**What you need to do:** Reproduce the records below exactly as given.

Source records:

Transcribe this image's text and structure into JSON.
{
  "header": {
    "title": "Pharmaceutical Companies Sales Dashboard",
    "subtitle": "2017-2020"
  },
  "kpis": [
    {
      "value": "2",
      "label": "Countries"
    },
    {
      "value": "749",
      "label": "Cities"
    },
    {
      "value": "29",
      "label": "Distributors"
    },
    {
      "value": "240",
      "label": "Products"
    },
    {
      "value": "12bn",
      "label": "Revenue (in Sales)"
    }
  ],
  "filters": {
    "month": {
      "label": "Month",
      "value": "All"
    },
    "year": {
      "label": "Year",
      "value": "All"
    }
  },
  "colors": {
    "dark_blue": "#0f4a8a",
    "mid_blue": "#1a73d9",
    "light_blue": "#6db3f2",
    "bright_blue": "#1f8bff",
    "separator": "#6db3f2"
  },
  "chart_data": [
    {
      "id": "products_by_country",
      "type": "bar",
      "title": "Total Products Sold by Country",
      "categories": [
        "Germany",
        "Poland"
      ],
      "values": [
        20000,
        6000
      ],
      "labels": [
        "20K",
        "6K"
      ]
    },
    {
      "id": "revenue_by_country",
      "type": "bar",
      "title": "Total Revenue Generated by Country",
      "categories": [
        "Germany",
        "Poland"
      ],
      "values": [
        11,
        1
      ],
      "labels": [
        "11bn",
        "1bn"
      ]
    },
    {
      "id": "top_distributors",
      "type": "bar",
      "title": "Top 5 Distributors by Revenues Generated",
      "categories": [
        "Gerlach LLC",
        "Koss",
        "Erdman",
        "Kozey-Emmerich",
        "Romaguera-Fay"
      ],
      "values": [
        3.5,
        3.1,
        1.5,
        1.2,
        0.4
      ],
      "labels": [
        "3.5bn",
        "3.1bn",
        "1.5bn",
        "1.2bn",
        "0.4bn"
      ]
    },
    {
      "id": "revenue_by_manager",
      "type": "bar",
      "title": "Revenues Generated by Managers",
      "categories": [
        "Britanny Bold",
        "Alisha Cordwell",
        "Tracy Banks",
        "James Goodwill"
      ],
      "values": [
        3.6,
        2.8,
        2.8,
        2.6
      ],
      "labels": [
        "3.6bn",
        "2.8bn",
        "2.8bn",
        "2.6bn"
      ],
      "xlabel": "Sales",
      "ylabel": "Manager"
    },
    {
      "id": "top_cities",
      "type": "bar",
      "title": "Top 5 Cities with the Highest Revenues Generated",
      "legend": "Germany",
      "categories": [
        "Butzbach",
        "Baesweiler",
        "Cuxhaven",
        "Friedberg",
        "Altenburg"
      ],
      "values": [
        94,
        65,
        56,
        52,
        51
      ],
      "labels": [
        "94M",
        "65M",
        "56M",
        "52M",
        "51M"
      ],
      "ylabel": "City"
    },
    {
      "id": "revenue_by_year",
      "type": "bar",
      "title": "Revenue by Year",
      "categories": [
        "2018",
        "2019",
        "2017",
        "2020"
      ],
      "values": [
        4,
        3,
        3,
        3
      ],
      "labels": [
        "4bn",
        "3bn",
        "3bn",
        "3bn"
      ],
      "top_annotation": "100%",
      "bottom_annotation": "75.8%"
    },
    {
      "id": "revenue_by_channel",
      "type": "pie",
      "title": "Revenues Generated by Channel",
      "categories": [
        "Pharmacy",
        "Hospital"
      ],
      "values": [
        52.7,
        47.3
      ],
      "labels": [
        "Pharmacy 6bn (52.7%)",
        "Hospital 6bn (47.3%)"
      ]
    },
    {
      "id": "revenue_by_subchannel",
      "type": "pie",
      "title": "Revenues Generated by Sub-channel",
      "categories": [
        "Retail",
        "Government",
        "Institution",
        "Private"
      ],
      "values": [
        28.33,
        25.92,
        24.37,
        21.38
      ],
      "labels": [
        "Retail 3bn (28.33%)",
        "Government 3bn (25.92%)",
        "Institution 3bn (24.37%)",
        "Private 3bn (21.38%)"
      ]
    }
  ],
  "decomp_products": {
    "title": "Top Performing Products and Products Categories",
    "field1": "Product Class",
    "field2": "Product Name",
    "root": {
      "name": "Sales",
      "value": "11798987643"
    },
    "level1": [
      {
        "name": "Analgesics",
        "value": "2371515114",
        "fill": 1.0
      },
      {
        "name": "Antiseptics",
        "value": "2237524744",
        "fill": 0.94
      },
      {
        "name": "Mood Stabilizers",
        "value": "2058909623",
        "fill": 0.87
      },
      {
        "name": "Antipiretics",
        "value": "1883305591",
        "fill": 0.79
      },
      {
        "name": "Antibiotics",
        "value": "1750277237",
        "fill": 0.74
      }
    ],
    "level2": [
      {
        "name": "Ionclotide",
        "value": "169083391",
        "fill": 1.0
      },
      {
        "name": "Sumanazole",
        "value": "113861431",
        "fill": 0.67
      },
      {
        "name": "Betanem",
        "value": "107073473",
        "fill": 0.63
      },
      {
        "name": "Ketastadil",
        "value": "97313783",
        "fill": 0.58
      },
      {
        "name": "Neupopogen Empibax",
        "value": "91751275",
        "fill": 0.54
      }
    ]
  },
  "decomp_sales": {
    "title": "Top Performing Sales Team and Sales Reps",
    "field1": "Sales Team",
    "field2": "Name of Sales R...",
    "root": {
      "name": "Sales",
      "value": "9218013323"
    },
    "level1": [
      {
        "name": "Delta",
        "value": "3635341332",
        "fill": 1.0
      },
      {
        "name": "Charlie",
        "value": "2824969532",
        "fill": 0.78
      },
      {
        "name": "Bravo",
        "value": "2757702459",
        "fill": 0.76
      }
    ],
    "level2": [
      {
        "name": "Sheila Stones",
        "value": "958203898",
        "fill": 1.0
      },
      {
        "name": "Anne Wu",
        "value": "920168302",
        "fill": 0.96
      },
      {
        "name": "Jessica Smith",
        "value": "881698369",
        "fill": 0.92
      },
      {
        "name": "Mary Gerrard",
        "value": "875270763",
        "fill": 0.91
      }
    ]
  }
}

**Solution to the problem:**
Transcribe this image's text and structure into JSON.
{
  "header": {
    "title": "Pharmaceutical Companies Sales Dashboard",
    "subtitle": "2017-2020"
  },
  "kpis": [
    {
      "value": "2",
      "label": "Countries"
    },
    {
      "value": "749",
      "label": "Cities"
    },
    {
      "value": "29",
      "label": "Distributors"
    },
    {
      "value": "240",
      "label": "Products"
    },
    {
      "value": "12bn",
      "label": "Revenue (in Sales)"
    }
  ],
  "filters": {
    "month": {
      "label": "Month",
      "value": "All"
    },
    "year": {
      "label": "Year",
      "value": "All"
    }
  },
  "colors": {
    "dark_blue": "#0f4a8a",
    "mid_blue": "#1a73d9",
    "light_blue": "#6db3f2",
    "bright_blue": "#1f8bff",
    "separator": "#6db3f2"
  },
  "chart_data": [
    {
      "id": "products_by_country",
      "type": "bar",
      "title": "Total Products Sold by Country",
      "categories": [
        "Germany",
        "Poland"
      ],
      "values": [
        20000,
        6000
      ],
      "labels": [
        "20K",
        "6K"
      ]
    },
    {
      "id": "revenue_by_country",
      "type": "bar",
      "title": "Total Revenue Generated by Country",
      "categories": [
        "Germany",
        "Poland"
      ],
      "values": [
        11,
        1
      ],
      "labels": [
        "11bn",
        "1bn"
      ]
    },
    {
      "id": "top_distributors",
      "type": "bar",
      "title": "Top 5 Distributors by Revenues Generated",
      "categories": [
        "Gerlach LLC",
        "Koss",
        "Erdman",
        "Kozey-Emmerich",
        "Romaguera-Fay"
      ],
      "values": [
        3.5,
        3.1,
        1.5,
        1.2,
        0.4
      ],
      "labels": [
        "3.5bn",
        "3.1bn",
        "1.5bn",
        "1.2bn",
        "0.4bn"
      ]
    },
    {
      "id": "revenue_by_manager",
      "type": "bar",
      "title": "Revenues Generated by Managers",
      "categories": [
        "Britanny Bold",
        "Alisha Cordwell",
        "Tracy Banks",
        "James Goodwill"
      ],
      "values": [
        3.6,
        2.8,
        2.8,
        2.6
      ],
      "labels": [
        "3.6bn",
        "2.8bn",
        "2.8bn",
        "2.6bn"
      ],
      "xlabel": "Sales",
      "ylabel": "Manager"
    },
    {
      "id": "top_cities",
      "type": "bar",
      "title": "Top 5 Cities with the Highest Revenues Generated",
      "legend": "Germany",
      "categories": [
        "Butzbach",
        "Baesweiler",
        "Cuxhaven",
        "Friedberg",
        "Altenburg"
      ],
      "values": [
        94,
        65,
        56,
        52,
        51
      ],
      "labels": [
        "94M",
        "65M",
        "56M",
        "52M",
        "51M"
      ],
      "ylabel": "City"
    },
    {
      "id": "revenue_by_year",
      "type": "bar",
      "title": "Revenue by Year",
      "categories": [
        "2018",
        "2019",
        "2017",
        "2020"
      ],
      "values": [
        4,
        3,
        3,
        3
      ],
      "labels": [
        "4bn",
        "3bn",
        "3bn",
        "3bn"
      ],
      "top_annotation": "100%",
      "bottom_annotation": "75.8%"
    },
    {
      "id": "revenue_by_channel",
      "type": "pie",
      "title": "Revenues Generated by Channel",
      "categories": [
        "Pharmacy",
        "Hospital"
      ],
      "values": [
        52.7,
        47.3
      ],
      "labels": [
        "Pharmacy 6bn (52.7%)",
        "Hospital 6bn (47.3%)"
      ]
    },
    {
      "id": "revenue_by_subchannel",
      "type": "pie",
      "title": "Revenues Generated by Sub-channel",
      "categories": [
        "Retail",
        "Government",
        "Institution",
        "Private"
      ],
      "values": [
        28.33,
        25.92,
        24.37,
        21.38
      ],
      "labels": [
        "Retail 3bn (28.33%)",
        "Government 3bn (25.92%)",
        "Institution 3bn (24.37%)",
        "Private 3bn (21.38%)"
      ]
    }
  ],
  "decomp_products": {
    "title": "Top Performing Products and Products Categories",
    "field1": "Product Class",
    "field2": "Product Name",
    "root": {
      "name": "Sales",
      "value": "11798987643"
    },
    "level1": [
      {
        "name": "Analgesics",
        "value": "2371515114",
        "fill": 1.0
      },
      {
        "name": "Antiseptics",
        "value": "2237524744",
        "fill": 0.94
      },
      {
        "name": "Mood Stabilizers",
        "value": "2058909623",
        "fill": 0.87
      },
      {
        "name": "Antipiretics",
        "value": "1883305591",
        "fill": 0.79
      },
      {
        "name": "Antibiotics",
        "value": "1750277237",
        "fill": 0.74
      }
    ],
    "level2": [
      {
        "name": "Ionclotide",
        "value": "169083391",
        "fill": 1.0
      },
      {
        "name": "Sumanazole",
        "value": "113861431",
        "fill": 0.67
      },
      {
        "name": "Betanem",
        "value": "107073473",
        "fill": 0.63
      },
      {
        "name": "Ketastadil",
        "value": "97313783",
        "fill": 0.58
      },
      {
        "name": "Neupopogen Empibax",
        "value": "91751275",
        "fill": 0.54
      }
    ]
  },
  "decomp_sales": {
    "title": "Top Performing Sales Team and Sales Reps",
    "field1": "Sales Team",
    "field2": "Name of Sales R...",
    "root": {
      "name": "Sales",
      "value": "9218013323"
    },
    "level1": [
      {
        "name": "Delta",
        "value": "3635341332",
        "fill": 1.0
      },
      {
        "name": "Charlie",
        "value": "2824969532",
        "fill": 0.78
      },
      {
        "name": "Bravo",
        "value": "2757702459",
        "fill": 0.76
      }
    ],
    "level2": [
      {
        "name": "Sheila Stones",
        "value": "958203898",
        "fill": 1.0
      },
      {
        "name": "Anne Wu",
        "value": "920168302",
        "fill": 0.96
      },
      {
        "name": "Jessica Smith",
        "value": "881698369",
        "fill": 0.92
      },
      {
        "name": "Mary Gerrard",
        "value": "875270763",
        "fill": 0.91
      }
    ]
  }
}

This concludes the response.